Glass Hopping: Observational Bridge Navigation

"The bead connects. The bridge directs. The hop observes."

Overview

Glass Hopping synthesizes three skills into one:

Skill	Contribution	Type-Theoretic Role
glass-bead-game	Conceptual connections (beads)	Objects in frame
world-hopping	Possibility navigation (hops)	Morphisms between worlds
ordered-locale	Directional structure (≪)	Bridge types

The key insight: World hops are bridge types in an ordered locale.

Bead₁ ────Bridge(B₁, B₂)────→ Bead₂
  │                              │
  ↓ observational               ↓
World₁ ←────U ≪ V────→ World₂

Core Concepts

Observational Bridge = Hop

A hop from world W₁ to W₂ is an observational bridge type:

def Hop (W₁ W₂ : World) : Type := Bridge W₁ W₂

The bridge is:

• Directed: W₁ ≪ W₂ (not symmetric like HoTT paths)
• Observational: Equality up to observable behavior
• Verifiable: Type-checked by Narya

Glass Beads as Opens

Each bead corresponds to an open in the ordered locale:

class GlassBead:
    domain: str          # mathematics, music, philosophy
    concept: str         # The conceptual content
    open_set: FrozenSet  # Points in the locale where bead is "active"
    trit: int            # GF(3) polarity: -1, 0, +1

The frame of opens forms a complete Heyting algebra:

• Meet (∧): Bead intersection (shared concepts)
• Join (∨): Bead union (combined concepts)
• Implication (→): Bead entailment

Triangle Inequality via ≪ Order

The Badiou triangle inequality is automatically satisfied by the ≪ order:

If U ≪ V and V ≪ W, then U ≪ W (transitivity)

Distance becomes bridge composition length:

def bridge_distance(W1, W2, locale):
    """Distance = minimum bridge chain length"""
    # Find shortest path in ≪ graph
    opens = [U for U in locale.frame.carrier if W1.active_in(U)]
    for U in opens:
        for V in locale.frame.carrier:
            if locale.order_ll(U, V) and W2.active_in(V):
                return 1  # Direct bridge exists
    return float('inf')  # No bridge path

The Glass Hopping Game

Setup

game = GlassHoppingGame(
    locale=triadic_gf3(),  # Ordered locale for structure
    seed=0x42D,            # Deterministic randomness
    players=3              # Triadic (GF(3) conserved)

### Recorded data
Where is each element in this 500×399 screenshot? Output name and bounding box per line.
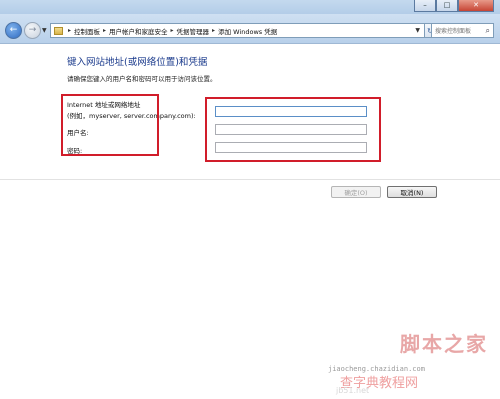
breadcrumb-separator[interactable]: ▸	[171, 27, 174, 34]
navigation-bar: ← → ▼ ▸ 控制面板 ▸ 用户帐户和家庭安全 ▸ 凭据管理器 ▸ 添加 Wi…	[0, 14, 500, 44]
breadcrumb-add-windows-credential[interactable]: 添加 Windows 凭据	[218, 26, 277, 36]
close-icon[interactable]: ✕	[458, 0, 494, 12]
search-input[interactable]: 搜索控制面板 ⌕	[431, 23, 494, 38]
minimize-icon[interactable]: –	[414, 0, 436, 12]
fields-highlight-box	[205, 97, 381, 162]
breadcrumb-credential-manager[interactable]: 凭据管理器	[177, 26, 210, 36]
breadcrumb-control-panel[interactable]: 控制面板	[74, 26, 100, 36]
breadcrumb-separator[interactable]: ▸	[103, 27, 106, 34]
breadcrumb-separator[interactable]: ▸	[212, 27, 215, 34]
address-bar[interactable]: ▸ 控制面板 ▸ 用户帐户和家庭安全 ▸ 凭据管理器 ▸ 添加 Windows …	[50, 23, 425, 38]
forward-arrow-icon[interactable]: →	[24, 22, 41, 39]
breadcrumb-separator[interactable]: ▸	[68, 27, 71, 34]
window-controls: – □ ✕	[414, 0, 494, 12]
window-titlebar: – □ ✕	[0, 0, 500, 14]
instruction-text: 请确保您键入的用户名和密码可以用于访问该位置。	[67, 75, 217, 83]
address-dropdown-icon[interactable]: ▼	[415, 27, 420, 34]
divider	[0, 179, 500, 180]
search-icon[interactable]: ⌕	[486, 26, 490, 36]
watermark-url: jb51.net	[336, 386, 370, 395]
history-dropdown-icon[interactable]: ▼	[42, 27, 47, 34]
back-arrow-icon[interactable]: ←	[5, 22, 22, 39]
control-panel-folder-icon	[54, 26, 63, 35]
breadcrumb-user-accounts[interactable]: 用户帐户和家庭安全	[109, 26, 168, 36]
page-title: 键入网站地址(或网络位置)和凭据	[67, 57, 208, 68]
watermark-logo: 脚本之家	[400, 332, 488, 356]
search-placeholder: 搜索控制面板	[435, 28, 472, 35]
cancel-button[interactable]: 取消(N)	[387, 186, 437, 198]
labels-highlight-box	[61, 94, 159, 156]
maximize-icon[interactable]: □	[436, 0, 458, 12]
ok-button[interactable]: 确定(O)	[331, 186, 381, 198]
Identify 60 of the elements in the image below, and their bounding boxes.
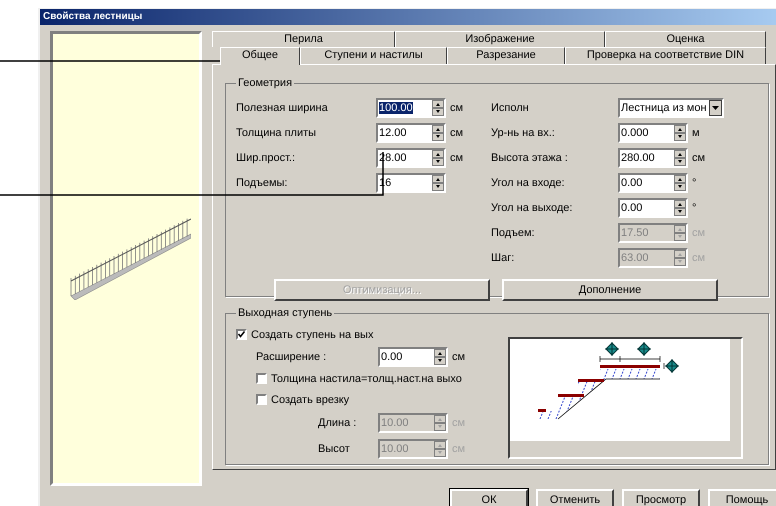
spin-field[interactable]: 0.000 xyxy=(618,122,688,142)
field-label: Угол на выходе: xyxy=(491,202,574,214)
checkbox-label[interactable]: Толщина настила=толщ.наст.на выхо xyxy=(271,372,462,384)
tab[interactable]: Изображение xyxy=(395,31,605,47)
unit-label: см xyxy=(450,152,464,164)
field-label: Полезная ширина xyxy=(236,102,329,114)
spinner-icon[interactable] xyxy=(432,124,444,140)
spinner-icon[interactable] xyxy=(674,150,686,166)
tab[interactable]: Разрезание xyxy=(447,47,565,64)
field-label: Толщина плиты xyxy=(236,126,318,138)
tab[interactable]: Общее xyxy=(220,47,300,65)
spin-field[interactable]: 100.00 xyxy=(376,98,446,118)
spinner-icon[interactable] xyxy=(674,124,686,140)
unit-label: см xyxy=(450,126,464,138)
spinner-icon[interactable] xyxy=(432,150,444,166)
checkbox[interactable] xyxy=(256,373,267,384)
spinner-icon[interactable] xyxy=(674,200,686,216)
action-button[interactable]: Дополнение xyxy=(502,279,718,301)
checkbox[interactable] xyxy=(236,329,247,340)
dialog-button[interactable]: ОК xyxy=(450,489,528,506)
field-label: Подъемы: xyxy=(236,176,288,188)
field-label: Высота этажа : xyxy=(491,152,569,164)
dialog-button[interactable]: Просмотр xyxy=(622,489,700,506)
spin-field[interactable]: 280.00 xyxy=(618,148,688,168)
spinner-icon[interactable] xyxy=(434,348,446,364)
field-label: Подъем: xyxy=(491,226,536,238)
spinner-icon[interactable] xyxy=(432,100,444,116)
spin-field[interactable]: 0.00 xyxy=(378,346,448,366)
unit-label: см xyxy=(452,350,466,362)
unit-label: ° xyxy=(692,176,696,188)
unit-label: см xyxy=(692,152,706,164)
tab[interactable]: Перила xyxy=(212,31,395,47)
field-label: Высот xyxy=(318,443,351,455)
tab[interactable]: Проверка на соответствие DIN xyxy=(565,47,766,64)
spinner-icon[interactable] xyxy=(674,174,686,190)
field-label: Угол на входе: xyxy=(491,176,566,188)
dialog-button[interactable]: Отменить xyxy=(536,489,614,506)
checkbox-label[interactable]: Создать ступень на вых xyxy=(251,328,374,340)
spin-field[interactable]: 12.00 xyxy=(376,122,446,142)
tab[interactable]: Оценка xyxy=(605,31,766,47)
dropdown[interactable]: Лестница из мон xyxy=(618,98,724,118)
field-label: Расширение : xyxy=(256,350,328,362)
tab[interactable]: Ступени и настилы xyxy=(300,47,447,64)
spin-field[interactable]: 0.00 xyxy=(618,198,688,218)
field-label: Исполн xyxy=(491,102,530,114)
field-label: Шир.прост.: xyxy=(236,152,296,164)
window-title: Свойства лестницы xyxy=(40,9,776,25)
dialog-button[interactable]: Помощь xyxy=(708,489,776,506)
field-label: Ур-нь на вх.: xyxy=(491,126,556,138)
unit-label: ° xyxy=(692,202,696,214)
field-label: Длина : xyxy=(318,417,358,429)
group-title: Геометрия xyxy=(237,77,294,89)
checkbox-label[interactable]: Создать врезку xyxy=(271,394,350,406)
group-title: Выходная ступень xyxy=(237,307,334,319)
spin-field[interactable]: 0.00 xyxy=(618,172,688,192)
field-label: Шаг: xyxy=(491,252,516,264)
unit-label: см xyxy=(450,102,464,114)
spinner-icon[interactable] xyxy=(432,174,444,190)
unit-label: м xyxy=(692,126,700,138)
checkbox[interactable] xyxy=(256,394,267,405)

### Work instructions
a) Answer these from the Glass Hopping page:
(i) Which skill is listed as contributing "Possibility navigation (hops)"?
(ii) What type-checks the bridge?
(iii) What seed value is given in the game setup?
b) Reproduce the portion of the Glass Hopping page that opens with the words containing "Observational Bridge = Hop" and closes with "like HoTT paths)".

### Solution set
a)
(i) world-hopping
(ii) Narya
(iii) 0x42D

b)
Observational Bridge = Hop

A hop from world W₁ to W₂ is an observational bridge type:

def Hop (W₁ W₂ : World) : Type := Bridge W₁ W₂

The bridge is:

• Directed: W₁ ≪ W₂ (not symmetric like HoTT paths)